Output the records. Match them exactly.

Records from a dataset:
# # # # #

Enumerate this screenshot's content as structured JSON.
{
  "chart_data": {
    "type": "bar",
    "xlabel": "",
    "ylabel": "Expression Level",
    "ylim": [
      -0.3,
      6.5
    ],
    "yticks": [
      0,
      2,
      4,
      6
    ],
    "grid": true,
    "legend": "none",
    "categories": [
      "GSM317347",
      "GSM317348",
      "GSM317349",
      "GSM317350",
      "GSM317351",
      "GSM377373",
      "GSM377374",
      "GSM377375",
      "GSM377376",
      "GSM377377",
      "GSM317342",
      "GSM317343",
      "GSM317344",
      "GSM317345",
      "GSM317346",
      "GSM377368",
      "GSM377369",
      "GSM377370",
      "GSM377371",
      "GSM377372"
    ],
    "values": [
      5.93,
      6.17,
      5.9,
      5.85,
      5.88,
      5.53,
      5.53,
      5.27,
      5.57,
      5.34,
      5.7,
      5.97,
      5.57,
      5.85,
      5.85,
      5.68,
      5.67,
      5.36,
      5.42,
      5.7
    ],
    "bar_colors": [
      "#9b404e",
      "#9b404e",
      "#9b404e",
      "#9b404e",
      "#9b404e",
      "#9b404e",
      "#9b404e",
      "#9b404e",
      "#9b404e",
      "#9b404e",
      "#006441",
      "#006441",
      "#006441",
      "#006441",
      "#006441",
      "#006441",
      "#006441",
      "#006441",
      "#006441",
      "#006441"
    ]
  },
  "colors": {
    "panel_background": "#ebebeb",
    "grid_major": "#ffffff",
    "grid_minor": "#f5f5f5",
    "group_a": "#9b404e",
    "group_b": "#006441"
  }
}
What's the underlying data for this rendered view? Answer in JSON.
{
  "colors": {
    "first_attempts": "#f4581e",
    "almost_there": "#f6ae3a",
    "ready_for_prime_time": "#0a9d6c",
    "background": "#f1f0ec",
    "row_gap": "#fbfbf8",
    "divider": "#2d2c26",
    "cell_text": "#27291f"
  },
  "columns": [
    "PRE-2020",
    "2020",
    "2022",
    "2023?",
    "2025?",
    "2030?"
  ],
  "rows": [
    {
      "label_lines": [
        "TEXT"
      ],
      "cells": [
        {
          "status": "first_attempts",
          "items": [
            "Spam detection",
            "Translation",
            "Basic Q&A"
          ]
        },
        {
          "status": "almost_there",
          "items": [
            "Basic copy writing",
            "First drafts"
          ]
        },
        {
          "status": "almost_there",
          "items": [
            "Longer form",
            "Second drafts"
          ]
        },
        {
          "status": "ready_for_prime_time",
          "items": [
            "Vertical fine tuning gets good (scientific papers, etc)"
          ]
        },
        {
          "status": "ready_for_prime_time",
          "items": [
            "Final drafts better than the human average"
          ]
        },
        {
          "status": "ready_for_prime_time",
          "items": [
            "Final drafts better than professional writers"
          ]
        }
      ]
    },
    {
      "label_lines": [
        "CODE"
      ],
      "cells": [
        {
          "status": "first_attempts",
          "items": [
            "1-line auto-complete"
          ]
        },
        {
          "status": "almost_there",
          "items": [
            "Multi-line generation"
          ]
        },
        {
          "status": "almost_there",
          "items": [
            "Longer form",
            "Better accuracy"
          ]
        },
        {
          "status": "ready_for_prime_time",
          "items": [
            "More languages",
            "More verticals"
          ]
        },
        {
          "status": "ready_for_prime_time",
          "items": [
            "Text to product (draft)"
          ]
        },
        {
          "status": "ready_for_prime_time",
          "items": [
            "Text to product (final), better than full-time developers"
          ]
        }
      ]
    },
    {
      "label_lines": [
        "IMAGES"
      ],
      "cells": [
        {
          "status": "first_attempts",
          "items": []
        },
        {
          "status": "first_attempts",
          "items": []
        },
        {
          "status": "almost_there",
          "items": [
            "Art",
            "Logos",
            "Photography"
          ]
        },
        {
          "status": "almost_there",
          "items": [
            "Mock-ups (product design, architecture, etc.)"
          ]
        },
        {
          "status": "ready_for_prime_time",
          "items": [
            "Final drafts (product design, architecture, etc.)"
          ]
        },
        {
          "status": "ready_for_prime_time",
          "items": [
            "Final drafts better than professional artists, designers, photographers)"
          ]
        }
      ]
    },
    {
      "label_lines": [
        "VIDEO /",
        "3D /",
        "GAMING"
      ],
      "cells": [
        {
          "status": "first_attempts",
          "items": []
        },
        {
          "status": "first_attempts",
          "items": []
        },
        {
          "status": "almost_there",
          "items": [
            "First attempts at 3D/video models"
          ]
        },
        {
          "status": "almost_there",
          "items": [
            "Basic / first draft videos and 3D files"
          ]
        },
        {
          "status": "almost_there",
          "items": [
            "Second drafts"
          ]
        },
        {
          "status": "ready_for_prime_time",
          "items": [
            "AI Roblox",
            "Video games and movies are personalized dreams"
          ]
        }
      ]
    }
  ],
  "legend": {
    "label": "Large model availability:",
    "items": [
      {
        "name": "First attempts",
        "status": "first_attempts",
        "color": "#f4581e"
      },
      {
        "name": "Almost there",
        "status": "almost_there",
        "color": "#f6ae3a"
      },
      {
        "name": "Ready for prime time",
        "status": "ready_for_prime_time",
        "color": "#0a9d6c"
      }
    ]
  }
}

# # # # #

> [Complete output]:
Enumerate this screenshot's content as structured JSON.
{
  "chart_data": {
    "type": "bar",
    "xlabel": "",
    "ylabel": "Expression Level",
    "ylim": [
      -0.3,
      6.5
    ],
    "yticks": [
      0,
      2,
      4,
      6
    ],
    "grid": true,
    "legend": "none",
    "categories": [
      "GSM317347",
      "GSM317348",
      "GSM317349",
      "GSM317350",
      "GSM317351",
      "GSM377373",
      "GSM377374",
      "GSM377375",
      "GSM377376",
      "GSM377377",
      "GSM317342",
      "GSM317343",
      "GSM317344",
      "GSM317345",
      "GSM317346",
      "GSM377368",
      "GSM377369",
      "GSM377370",
      "GSM377371",
      "GSM377372"
    ],
    "values": [
      5.93,
      6.17,
      5.9,
      5.85,
      5.88,
      5.53,
      5.53,
      5.27,
      5.57,
      5.34,
      5.7,
      5.97,
      5.57,
      5.85,
      5.85,
      5.68,
      5.67,
      5.36,
      5.42,
      5.7
    ],
    "bar_colors": [
      "#9b404e",
      "#9b404e",
      "#9b404e",
      "#9b404e",
      "#9b404e",
      "#9b404e",
      "#9b404e",
      "#9b404e",
      "#9b404e",
      "#9b404e",
      "#006441",
      "#006441",
      "#006441",
      "#006441",
      "#006441",
      "#006441",
      "#006441",
      "#006441",
      "#006441",
      "#006441"
    ]
  },
  "colors": {
    "panel_background": "#ebebeb",
    "grid_major": "#ffffff",
    "grid_minor": "#f5f5f5",
    "group_a": "#9b404e",
    "group_b": "#006441"
  }
}
What's the underlying data for this rendered view? Answer in JSON.
{
  "colors": {
    "first_attempts": "#f4581e",
    "almost_there": "#f6ae3a",
    "ready_for_prime_time": "#0a9d6c",
    "background": "#f1f0ec",
    "row_gap": "#fbfbf8",
    "divider": "#2d2c26",
    "cell_text": "#27291f"
  },
  "columns": [
    "PRE-2020",
    "2020",
    "2022",
    "2023?",
    "2025?",
    "2030?"
  ],
  "rows": [
    {
      "label_lines": [
        "TEXT"
      ],
      "cells": [
        {
          "status": "first_attempts",
          "items": [
            "Spam detection",
            "Translation",
            "Basic Q&A"
          ]
        },
        {
          "status": "almost_there",
          "items": [
            "Basic copy writing",
            "First drafts"
          ]
        },
        {
          "status": "almost_there",
          "items": [
            "Longer form",
            "Second drafts"
          ]
        },
        {
          "status": "ready_for_prime_time",
          "items": [
            "Vertical fine tuning gets good (scientific papers, etc)"
          ]
        },
        {
          "status": "ready_for_prime_time",
          "items": [
            "Final drafts better than the human average"
          ]
        },
        {
          "status": "ready_for_prime_time",
          "items": [
            "Final drafts better than professional writers"
          ]
        }
      ]
    },
    {
      "label_lines": [
        "CODE"
      ],
      "cells": [
        {
          "status": "first_attempts",
          "items": [
            "1-line auto-complete"
          ]
        },
        {
          "status": "almost_there",
          "items": [
            "Multi-line generation"
          ]
        },
        {
          "status": "almost_there",
          "items": [
            "Longer form",
            "Better accuracy"
          ]
        },
        {
          "status": "ready_for_prime_time",
          "items": [
            "More languages",
            "More verticals"
          ]
        },
        {
          "status": "ready_for_prime_time",
          "items": [
            "Text to product (draft)"
          ]
        },
        {
          "status": "ready_for_prime_time",
          "items": [
            "Text to product (final), better than full-time developers"
          ]
        }
      ]
    },
    {
      "label_lines": [
        "IMAGES"
      ],
      "cells": [
        {
          "status": "first_attempts",
          "items": []
        },
        {
          "status": "first_attempts",
          "items": []
        },
        {
          "status": "almost_there",
          "items": [
            "Art",
            "Logos",
            "Photography"
          ]
        },
        {
          "status": "almost_there",
          "items": [
            "Mock-ups (product design, architecture, etc.)"
          ]
        },
        {
          "status": "ready_for_prime_time",
          "items": [
            "Final drafts (product design, architecture, etc.)"
          ]
        },
        {
          "status": "ready_for_prime_time",
          "items": [
            "Final drafts better than professional artists, designers, photographers)"
          ]
        }
      ]
    },
    {
      "label_lines": [
        "VIDEO /",
        "3D /",
        "GAMING"
      ],
      "cells": [
        {
          "status": "first_attempts",
          "items": []
        },
        {
          "status": "first_attempts",
          "items": []
        },
        {
          "status": "almost_there",
          "items": [
            "First attempts at 3D/video models"
          ]
        },
        {
          "status": "almost_there",
          "items": [
            "Basic / first draft videos and 3D files"
          ]
        },
        {
          "status": "almost_there",
          "items": [
            "Second drafts"
          ]
        },
        {
          "status": "ready_for_prime_time",
          "items": [
            "AI Roblox",
            "Video games and movies are personalized dreams"
          ]
        }
      ]
    }
  ],
  "legend": {
    "label": "Large model availability:",
    "items": [
      {
        "name": "First attempts",
        "status": "first_attempts",
        "color": "#f4581e"
      },
      {
        "name": "Almost there",
        "status": "almost_there",
        "color": "#f6ae3a"
      },
      {
        "name": "Ready for prime time",
        "status": "ready_for_prime_time",
        "color": "#0a9d6c"
      }
    ]
  }
}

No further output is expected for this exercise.